**Brief**
In the data below, locate each line with the word "kontakte" and list it.

**Data items**

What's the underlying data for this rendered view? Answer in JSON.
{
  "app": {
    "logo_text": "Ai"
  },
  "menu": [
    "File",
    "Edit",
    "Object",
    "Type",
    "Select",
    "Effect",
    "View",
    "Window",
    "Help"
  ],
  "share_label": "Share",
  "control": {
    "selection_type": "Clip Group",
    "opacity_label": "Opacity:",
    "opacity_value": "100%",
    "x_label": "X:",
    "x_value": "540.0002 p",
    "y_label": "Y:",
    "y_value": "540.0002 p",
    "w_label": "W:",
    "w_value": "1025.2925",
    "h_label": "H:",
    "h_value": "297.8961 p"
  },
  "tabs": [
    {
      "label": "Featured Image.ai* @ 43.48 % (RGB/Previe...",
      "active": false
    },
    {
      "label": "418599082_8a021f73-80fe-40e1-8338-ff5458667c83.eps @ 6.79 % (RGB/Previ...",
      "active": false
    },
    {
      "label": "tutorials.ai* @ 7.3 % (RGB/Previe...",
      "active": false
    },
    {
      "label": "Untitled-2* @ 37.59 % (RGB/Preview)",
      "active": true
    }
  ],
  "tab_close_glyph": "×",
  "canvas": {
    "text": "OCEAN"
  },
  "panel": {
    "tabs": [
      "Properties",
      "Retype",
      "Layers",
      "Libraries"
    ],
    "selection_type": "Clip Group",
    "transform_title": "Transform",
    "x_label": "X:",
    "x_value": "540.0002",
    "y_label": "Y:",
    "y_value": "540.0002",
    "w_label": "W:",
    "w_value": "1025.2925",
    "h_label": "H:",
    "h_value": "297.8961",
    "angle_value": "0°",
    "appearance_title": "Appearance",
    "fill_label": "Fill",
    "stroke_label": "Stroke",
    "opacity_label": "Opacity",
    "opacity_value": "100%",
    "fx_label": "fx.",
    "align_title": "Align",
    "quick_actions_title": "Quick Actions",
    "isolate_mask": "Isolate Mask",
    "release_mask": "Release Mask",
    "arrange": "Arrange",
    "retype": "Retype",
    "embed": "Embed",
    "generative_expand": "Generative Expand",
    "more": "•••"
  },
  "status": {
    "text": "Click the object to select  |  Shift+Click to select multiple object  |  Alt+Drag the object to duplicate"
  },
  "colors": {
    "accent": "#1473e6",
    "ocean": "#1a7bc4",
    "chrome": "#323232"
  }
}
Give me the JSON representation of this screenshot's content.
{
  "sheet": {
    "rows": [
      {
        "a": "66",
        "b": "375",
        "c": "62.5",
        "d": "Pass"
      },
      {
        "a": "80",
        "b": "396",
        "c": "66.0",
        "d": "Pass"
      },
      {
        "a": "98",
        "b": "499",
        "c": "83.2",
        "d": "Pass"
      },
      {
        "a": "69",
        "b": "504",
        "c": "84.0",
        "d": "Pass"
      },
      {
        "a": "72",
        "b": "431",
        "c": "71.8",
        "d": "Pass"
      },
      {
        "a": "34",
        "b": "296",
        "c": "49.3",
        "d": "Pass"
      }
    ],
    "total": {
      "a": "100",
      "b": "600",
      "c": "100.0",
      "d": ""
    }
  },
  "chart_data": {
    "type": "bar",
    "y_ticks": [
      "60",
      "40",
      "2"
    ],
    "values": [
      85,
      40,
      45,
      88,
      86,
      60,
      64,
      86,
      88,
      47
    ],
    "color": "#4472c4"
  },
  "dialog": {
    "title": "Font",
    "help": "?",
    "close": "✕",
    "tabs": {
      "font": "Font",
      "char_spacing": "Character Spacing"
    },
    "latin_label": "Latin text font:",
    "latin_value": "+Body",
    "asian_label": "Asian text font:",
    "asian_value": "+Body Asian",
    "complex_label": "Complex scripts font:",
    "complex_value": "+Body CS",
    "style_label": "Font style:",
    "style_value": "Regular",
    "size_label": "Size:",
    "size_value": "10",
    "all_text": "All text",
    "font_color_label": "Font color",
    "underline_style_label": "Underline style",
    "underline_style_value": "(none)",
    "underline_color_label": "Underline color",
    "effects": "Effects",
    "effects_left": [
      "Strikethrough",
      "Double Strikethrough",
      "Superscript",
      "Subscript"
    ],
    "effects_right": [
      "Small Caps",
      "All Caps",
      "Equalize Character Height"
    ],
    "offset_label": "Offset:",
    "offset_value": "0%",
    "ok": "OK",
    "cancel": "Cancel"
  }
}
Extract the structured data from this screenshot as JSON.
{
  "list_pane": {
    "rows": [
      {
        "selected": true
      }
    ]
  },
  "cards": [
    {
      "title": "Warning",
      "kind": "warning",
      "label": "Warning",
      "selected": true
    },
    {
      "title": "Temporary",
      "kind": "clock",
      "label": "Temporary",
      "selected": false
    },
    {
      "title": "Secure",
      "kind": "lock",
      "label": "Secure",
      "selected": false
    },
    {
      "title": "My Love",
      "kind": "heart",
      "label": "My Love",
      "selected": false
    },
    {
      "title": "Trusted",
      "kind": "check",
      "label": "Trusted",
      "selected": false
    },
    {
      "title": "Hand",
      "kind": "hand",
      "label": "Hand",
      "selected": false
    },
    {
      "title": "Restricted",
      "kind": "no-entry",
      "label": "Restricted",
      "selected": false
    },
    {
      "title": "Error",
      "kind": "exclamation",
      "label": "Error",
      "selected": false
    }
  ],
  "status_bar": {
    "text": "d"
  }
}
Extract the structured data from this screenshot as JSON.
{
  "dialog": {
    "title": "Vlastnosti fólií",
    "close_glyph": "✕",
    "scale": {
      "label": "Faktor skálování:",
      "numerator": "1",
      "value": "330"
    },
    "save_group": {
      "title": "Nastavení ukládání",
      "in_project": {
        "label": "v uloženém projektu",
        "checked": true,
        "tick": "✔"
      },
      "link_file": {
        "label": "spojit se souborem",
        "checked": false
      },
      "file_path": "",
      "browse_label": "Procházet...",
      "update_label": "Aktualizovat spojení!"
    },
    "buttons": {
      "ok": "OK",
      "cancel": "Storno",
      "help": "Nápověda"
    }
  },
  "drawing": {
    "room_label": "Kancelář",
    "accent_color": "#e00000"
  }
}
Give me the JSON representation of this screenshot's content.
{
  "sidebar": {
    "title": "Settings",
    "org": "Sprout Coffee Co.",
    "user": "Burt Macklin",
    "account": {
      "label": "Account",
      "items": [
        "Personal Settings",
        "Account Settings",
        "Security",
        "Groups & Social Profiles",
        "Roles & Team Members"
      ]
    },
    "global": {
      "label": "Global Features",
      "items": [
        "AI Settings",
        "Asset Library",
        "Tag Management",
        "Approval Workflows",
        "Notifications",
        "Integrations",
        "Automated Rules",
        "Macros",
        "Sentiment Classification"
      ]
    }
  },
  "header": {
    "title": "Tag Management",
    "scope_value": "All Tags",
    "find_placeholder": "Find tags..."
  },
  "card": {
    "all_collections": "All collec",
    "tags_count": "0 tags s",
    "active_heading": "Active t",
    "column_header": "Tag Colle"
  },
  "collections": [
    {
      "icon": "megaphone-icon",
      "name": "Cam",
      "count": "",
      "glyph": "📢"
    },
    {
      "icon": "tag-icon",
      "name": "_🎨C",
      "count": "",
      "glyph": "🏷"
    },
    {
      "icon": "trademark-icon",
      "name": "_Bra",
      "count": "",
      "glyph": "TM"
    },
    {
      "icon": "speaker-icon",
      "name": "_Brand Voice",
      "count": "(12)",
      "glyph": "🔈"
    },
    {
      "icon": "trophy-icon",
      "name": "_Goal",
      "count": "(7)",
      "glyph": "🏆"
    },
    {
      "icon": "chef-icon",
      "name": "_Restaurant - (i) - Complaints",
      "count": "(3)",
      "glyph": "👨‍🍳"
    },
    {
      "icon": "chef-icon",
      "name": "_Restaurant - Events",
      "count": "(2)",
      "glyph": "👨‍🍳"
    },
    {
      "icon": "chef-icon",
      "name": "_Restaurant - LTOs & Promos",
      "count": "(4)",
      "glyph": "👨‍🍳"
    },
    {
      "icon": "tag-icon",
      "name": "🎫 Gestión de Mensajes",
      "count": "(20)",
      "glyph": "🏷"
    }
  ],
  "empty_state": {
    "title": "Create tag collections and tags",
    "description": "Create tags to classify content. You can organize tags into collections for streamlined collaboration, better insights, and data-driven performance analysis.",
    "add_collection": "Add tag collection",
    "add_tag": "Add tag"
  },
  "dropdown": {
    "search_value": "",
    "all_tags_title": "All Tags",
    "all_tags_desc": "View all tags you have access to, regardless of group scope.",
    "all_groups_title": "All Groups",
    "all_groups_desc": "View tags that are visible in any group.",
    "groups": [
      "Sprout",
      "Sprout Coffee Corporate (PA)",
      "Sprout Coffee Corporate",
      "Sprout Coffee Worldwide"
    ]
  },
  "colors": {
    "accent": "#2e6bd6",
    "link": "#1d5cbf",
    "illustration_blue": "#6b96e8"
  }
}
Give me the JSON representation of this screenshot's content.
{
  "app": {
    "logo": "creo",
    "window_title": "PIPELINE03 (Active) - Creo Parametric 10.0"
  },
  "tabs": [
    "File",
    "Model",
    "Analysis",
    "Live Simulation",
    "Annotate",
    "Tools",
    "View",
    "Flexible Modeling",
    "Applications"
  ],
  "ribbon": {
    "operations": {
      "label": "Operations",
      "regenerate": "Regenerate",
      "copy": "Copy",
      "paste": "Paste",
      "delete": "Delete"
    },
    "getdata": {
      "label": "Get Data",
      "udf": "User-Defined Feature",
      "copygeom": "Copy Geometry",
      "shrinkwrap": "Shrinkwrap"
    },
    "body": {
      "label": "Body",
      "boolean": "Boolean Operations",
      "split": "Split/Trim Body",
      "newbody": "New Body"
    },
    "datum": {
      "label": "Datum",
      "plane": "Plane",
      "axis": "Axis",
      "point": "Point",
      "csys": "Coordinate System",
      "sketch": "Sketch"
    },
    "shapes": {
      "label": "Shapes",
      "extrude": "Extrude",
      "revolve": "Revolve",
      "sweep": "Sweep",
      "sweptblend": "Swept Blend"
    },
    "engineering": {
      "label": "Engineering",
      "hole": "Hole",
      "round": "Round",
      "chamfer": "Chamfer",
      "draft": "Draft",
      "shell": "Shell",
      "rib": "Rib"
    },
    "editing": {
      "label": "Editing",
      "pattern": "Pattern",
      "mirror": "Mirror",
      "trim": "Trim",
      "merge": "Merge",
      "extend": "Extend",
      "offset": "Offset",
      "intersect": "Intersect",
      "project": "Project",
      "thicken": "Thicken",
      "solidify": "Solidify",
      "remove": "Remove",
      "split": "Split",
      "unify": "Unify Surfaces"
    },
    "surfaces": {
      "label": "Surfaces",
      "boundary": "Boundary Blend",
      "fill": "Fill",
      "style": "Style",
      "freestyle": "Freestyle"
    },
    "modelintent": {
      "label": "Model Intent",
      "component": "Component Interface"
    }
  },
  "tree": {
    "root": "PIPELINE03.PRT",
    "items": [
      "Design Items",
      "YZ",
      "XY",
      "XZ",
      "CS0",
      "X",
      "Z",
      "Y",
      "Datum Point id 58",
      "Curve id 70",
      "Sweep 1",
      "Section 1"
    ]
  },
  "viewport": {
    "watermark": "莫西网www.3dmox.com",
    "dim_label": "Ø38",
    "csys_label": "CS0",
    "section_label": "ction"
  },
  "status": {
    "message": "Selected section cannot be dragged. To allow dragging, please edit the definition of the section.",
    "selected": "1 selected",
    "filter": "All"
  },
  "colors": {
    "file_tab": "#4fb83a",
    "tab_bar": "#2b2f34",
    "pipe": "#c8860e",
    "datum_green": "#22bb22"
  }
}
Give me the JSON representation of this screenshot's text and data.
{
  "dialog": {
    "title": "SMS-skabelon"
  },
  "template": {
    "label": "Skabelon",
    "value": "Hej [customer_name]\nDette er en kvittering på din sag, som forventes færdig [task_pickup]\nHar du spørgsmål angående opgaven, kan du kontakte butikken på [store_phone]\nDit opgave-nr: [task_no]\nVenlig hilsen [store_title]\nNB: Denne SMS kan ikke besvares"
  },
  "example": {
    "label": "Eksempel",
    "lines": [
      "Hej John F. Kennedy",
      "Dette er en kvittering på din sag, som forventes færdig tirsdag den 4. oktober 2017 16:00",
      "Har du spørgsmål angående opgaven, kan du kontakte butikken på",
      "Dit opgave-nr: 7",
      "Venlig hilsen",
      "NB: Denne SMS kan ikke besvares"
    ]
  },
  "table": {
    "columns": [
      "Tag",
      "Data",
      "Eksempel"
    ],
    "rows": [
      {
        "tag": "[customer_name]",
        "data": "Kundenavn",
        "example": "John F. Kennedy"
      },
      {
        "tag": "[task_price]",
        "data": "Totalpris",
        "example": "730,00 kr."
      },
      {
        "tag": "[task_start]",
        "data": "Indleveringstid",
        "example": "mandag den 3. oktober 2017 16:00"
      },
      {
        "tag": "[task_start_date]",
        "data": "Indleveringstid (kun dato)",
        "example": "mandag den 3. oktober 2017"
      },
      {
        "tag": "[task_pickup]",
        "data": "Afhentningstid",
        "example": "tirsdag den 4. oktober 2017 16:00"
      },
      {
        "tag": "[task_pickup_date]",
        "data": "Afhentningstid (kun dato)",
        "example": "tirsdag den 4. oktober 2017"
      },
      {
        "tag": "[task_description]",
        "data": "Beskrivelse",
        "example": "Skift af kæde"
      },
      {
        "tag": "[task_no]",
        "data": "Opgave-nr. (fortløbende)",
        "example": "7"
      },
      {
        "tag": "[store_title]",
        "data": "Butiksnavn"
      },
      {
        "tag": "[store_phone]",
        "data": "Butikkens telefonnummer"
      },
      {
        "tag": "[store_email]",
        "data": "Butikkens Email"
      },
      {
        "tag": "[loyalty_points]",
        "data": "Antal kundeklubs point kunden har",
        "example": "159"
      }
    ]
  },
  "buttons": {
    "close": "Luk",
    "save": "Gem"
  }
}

**Exercise result**
    "value": "Hej [customer_name]\nDette er en kvittering på din sag, som forventes færdig [task_pickup]\nHar du spørgsmål angående opgaven, kan du kontakte butikken på [store_phone]\nDit opgave-nr: [task_no]\nVenlig hilsen [store_title]\nNB: Denne SMS kan ikke besvares"
      "Har du spørgsmål angående opgaven, kan du kontakte butikken på",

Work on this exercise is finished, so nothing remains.